• WRITTEN REQUEST
Collect from the data below each line with "text".

Rows from a figure dataset
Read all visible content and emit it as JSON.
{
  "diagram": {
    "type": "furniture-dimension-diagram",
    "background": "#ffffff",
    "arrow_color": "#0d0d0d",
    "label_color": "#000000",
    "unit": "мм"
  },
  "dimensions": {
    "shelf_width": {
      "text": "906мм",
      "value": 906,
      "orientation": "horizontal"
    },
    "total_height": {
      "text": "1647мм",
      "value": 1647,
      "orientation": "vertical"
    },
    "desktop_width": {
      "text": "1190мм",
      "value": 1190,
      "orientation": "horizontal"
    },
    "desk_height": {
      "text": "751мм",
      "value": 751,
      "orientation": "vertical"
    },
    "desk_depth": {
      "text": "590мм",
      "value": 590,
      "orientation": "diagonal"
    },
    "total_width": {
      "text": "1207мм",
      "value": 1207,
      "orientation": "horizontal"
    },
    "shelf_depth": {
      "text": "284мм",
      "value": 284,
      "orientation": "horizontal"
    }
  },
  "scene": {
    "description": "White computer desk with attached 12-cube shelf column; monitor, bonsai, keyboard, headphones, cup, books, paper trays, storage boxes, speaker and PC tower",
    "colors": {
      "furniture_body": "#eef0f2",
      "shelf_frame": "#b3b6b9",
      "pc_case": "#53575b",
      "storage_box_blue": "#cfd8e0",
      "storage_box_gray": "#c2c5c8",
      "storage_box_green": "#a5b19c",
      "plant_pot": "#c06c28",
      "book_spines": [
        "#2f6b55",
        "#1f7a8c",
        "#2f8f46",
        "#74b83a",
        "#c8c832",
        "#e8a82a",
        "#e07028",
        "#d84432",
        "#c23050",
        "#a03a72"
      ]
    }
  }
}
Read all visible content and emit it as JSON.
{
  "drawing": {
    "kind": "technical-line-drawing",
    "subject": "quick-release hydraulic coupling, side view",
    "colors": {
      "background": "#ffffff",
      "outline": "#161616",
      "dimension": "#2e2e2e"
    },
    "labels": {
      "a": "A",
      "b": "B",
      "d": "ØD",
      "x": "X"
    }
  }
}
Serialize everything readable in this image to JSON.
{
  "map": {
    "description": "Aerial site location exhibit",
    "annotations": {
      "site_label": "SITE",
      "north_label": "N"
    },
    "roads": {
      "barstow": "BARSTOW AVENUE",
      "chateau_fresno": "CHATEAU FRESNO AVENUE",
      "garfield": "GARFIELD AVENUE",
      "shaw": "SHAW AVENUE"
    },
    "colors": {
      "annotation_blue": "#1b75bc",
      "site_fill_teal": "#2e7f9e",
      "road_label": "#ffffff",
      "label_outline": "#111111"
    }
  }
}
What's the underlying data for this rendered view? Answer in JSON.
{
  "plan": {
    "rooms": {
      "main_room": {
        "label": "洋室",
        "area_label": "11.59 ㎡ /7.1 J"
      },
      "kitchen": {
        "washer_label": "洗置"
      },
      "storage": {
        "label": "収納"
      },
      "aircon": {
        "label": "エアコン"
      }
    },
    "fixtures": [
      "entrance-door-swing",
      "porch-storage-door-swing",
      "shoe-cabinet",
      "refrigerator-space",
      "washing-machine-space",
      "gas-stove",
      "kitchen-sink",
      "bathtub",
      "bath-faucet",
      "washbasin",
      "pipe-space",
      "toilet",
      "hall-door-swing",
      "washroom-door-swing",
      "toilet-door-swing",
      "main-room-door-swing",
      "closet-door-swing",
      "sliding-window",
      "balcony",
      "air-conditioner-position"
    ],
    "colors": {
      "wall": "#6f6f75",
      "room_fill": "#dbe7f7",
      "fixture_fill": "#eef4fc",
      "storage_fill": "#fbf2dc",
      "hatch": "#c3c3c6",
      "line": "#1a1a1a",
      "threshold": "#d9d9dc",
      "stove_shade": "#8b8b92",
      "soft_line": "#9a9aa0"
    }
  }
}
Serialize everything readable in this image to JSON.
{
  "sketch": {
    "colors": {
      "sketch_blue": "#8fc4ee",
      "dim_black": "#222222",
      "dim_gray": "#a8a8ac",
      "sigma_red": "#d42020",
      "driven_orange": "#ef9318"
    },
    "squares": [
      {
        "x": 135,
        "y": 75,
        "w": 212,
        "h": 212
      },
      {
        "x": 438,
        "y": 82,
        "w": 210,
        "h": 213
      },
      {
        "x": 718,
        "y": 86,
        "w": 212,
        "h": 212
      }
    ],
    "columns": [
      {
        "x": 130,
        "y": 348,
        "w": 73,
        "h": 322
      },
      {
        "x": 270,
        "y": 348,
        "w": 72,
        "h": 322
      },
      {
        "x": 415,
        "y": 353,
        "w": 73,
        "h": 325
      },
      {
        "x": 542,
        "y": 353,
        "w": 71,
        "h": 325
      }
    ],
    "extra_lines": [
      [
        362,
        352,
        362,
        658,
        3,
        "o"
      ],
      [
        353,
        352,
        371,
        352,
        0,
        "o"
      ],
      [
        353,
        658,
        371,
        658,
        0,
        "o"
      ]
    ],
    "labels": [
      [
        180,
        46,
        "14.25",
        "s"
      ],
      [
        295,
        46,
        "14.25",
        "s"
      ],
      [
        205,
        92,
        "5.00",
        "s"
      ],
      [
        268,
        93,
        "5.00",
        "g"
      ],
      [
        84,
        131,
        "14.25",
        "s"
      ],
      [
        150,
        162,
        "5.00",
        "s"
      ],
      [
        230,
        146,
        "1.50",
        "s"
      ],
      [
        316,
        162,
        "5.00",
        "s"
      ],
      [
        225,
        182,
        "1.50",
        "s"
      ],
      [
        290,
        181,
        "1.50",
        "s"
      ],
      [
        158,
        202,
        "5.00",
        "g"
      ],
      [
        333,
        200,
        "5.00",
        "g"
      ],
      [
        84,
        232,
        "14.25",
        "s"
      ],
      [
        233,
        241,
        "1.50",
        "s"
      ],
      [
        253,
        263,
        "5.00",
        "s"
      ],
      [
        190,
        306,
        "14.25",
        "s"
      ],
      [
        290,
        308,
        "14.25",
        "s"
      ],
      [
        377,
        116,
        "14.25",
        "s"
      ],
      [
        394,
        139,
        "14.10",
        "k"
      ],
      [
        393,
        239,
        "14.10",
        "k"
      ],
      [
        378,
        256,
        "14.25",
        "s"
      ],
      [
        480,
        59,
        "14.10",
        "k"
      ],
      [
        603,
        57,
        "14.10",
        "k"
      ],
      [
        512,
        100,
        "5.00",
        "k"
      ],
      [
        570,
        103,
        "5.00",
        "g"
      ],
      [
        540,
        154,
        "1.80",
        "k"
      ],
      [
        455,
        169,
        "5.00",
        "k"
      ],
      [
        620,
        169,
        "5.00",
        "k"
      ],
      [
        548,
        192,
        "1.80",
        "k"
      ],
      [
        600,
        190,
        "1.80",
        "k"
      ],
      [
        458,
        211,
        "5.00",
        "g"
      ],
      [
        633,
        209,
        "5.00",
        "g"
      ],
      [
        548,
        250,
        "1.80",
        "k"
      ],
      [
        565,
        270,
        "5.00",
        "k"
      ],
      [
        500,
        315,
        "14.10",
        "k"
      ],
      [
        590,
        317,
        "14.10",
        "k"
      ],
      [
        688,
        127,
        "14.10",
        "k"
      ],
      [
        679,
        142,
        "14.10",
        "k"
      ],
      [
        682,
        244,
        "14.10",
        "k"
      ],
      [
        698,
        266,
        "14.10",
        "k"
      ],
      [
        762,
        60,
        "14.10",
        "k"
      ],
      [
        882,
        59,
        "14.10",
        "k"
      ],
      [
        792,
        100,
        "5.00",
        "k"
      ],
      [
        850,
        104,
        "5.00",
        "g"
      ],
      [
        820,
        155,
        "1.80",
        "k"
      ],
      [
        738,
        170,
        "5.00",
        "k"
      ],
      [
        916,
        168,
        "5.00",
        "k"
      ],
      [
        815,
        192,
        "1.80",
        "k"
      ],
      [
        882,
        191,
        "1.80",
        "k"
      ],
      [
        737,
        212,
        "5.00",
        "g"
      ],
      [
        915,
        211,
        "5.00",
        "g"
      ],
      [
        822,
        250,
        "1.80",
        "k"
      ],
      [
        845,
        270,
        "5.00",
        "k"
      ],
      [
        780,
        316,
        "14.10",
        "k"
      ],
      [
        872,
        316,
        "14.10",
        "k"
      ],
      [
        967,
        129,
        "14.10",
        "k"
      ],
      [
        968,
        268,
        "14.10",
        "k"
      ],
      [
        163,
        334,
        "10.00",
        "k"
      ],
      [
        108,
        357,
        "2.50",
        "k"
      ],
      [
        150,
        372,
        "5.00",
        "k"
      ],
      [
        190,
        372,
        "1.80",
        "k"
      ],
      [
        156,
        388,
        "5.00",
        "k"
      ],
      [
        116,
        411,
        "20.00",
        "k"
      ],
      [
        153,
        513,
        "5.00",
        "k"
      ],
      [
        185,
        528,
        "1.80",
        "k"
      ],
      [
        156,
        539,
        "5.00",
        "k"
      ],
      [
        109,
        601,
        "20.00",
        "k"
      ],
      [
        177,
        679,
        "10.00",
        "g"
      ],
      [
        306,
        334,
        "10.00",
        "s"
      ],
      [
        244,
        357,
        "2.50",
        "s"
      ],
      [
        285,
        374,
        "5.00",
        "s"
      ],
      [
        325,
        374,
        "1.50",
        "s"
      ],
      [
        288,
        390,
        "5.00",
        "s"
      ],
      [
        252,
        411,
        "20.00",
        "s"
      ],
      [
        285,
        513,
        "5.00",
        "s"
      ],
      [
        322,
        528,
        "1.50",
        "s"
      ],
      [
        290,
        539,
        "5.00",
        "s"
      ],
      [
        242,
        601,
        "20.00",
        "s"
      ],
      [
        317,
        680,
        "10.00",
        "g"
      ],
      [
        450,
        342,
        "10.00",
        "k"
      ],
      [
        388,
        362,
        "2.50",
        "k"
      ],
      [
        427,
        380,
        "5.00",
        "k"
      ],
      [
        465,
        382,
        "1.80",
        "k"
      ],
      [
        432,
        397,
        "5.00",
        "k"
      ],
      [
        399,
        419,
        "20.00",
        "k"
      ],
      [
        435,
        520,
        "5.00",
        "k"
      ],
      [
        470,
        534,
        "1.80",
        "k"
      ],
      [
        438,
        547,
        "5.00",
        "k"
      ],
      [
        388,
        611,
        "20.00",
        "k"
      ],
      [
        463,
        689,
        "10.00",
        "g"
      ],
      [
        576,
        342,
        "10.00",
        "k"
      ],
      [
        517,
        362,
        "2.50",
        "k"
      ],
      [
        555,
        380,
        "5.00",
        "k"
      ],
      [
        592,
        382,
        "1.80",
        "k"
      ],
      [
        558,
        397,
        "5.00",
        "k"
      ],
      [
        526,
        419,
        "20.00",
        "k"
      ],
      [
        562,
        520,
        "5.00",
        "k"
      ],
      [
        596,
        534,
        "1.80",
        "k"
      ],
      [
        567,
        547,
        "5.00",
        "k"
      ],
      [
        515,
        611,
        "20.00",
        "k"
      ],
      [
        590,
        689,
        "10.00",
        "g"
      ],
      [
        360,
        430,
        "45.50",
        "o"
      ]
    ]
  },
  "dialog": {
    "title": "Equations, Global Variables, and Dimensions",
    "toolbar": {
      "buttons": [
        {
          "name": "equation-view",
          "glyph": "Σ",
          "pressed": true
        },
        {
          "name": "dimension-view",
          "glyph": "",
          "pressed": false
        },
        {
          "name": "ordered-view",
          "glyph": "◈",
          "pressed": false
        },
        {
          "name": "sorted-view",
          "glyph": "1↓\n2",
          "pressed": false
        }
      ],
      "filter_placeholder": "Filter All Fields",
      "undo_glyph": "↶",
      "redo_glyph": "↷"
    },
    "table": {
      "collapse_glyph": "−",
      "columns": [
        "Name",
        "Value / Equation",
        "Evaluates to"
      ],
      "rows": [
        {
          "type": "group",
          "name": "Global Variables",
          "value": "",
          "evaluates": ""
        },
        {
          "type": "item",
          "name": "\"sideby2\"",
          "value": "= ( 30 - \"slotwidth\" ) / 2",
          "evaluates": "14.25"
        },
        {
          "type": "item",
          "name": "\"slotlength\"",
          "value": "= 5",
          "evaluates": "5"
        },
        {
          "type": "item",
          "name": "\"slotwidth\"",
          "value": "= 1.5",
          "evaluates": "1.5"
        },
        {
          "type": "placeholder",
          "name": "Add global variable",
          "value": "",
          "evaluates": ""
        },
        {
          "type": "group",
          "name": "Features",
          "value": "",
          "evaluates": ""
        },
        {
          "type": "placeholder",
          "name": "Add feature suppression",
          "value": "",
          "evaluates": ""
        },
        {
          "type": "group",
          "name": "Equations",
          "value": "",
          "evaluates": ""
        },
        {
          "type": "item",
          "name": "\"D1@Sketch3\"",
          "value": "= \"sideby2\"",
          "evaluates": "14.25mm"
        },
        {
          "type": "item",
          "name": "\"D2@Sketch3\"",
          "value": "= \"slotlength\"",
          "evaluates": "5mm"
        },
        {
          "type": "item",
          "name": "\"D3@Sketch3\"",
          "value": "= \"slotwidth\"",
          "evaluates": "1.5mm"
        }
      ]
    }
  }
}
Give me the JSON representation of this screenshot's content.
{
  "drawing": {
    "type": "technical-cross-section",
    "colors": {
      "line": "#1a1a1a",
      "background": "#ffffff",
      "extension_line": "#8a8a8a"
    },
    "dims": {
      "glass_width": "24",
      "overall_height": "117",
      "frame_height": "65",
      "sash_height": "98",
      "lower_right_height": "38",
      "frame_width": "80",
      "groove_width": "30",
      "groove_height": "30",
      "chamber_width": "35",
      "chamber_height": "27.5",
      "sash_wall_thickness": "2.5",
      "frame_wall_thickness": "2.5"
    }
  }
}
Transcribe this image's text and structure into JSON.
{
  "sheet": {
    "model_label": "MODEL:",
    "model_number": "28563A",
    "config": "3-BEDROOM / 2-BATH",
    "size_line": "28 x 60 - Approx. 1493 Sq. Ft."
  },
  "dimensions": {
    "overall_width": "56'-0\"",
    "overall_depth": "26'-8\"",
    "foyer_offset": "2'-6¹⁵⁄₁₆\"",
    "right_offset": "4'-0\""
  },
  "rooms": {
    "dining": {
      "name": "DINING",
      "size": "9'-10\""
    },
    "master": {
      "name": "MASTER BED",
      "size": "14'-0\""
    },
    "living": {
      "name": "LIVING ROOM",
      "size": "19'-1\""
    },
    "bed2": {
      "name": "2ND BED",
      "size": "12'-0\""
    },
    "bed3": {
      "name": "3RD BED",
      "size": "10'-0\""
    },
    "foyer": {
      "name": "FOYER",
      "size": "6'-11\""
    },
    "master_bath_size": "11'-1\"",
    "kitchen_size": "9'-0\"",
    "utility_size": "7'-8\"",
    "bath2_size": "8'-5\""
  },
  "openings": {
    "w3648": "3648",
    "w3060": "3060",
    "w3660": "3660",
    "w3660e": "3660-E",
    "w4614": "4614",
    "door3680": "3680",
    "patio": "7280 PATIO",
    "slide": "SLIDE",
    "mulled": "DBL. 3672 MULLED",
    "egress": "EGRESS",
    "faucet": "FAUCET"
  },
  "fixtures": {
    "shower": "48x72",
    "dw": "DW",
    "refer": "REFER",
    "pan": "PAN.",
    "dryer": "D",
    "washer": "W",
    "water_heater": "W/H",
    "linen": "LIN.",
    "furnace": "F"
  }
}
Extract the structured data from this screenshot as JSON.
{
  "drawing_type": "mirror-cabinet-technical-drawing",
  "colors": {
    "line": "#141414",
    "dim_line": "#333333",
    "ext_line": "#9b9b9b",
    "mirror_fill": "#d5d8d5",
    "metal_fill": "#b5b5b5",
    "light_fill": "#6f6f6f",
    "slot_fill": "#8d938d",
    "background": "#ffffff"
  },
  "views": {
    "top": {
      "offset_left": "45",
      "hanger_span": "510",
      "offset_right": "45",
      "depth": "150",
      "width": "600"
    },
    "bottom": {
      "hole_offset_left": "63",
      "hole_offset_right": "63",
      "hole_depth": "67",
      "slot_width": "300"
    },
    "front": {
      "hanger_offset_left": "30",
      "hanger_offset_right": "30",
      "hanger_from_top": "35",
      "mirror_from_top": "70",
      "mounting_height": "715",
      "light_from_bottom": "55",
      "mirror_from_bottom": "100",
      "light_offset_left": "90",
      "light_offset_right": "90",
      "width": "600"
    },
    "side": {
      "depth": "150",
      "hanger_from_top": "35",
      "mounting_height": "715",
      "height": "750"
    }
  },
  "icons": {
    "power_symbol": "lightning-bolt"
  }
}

• SOLVED PROBLEM
      "text": "906мм",
      "text": "1647мм",
      "text": "1190мм",
      "text": "751мм",
      "text": "590мм",
      "text": "1207мм",
      "text": "284мм",
Transcribe this image's text and structure into JSON.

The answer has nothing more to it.